— start of SUPPLIED MATERIAL —
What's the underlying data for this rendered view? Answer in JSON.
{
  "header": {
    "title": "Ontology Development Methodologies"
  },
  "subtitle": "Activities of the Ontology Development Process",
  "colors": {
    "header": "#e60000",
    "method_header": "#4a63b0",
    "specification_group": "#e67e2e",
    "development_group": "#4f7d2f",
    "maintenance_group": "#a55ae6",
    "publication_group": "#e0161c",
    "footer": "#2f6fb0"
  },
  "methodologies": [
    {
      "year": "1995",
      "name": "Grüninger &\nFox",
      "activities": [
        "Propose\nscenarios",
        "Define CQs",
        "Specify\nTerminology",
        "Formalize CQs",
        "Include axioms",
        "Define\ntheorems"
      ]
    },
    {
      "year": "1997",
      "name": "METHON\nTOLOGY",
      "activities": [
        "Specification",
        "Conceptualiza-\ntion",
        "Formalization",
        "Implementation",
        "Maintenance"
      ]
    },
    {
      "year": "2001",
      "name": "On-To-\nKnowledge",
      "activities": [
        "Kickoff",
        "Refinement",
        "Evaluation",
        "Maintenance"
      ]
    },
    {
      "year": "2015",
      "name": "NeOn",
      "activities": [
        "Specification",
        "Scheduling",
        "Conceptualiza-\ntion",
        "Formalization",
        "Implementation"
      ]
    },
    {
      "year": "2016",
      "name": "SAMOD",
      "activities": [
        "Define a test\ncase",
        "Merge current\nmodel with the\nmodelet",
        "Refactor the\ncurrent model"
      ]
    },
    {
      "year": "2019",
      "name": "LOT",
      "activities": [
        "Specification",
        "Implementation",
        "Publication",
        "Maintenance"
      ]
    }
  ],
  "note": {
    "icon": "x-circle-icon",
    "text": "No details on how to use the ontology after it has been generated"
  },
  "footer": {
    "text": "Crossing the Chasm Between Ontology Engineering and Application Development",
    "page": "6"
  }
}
— end of SUPPLIED MATERIAL —
INSTRUCTION — From the first line to the last, retype the data exactly.

EXPECTED ANSWER —
What's the underlying data for this rendered view? Answer in JSON.
{
  "header": {
    "title": "Ontology Development Methodologies"
  },
  "subtitle": "Activities of the Ontology Development Process",
  "colors": {
    "header": "#e60000",
    "method_header": "#4a63b0",
    "specification_group": "#e67e2e",
    "development_group": "#4f7d2f",
    "maintenance_group": "#a55ae6",
    "publication_group": "#e0161c",
    "footer": "#2f6fb0"
  },
  "methodologies": [
    {
      "year": "1995",
      "name": "Grüninger &\nFox",
      "activities": [
        "Propose\nscenarios",
        "Define CQs",
        "Specify\nTerminology",
        "Formalize CQs",
        "Include axioms",
        "Define\ntheorems"
      ]
    },
    {
      "year": "1997",
      "name": "METHON\nTOLOGY",
      "activities": [
        "Specification",
        "Conceptualiza-\ntion",
        "Formalization",
        "Implementation",
        "Maintenance"
      ]
    },
    {
      "year": "2001",
      "name": "On-To-\nKnowledge",
      "activities": [
        "Kickoff",
        "Refinement",
        "Evaluation",
        "Maintenance"
      ]
    },
    {
      "year": "2015",
      "name": "NeOn",
      "activities": [
        "Specification",
        "Scheduling",
        "Conceptualiza-\ntion",
        "Formalization",
        "Implementation"
      ]
    },
    {
      "year": "2016",
      "name": "SAMOD",
      "activities": [
        "Define a test\ncase",
        "Merge current\nmodel with the\nmodelet",
        "Refactor the\ncurrent model"
      ]
    },
    {
      "year": "2019",
      "name": "LOT",
      "activities": [
        "Specification",
        "Implementation",
        "Publication",
        "Maintenance"
      ]
    }
  ],
  "note": {
    "icon": "x-circle-icon",
    "text": "No details on how to use the ontology after it has been generated"
  },
  "footer": {
    "text": "Crossing the Chasm Between Ontology Engineering and Application Development",
    "page": "6"
  }
}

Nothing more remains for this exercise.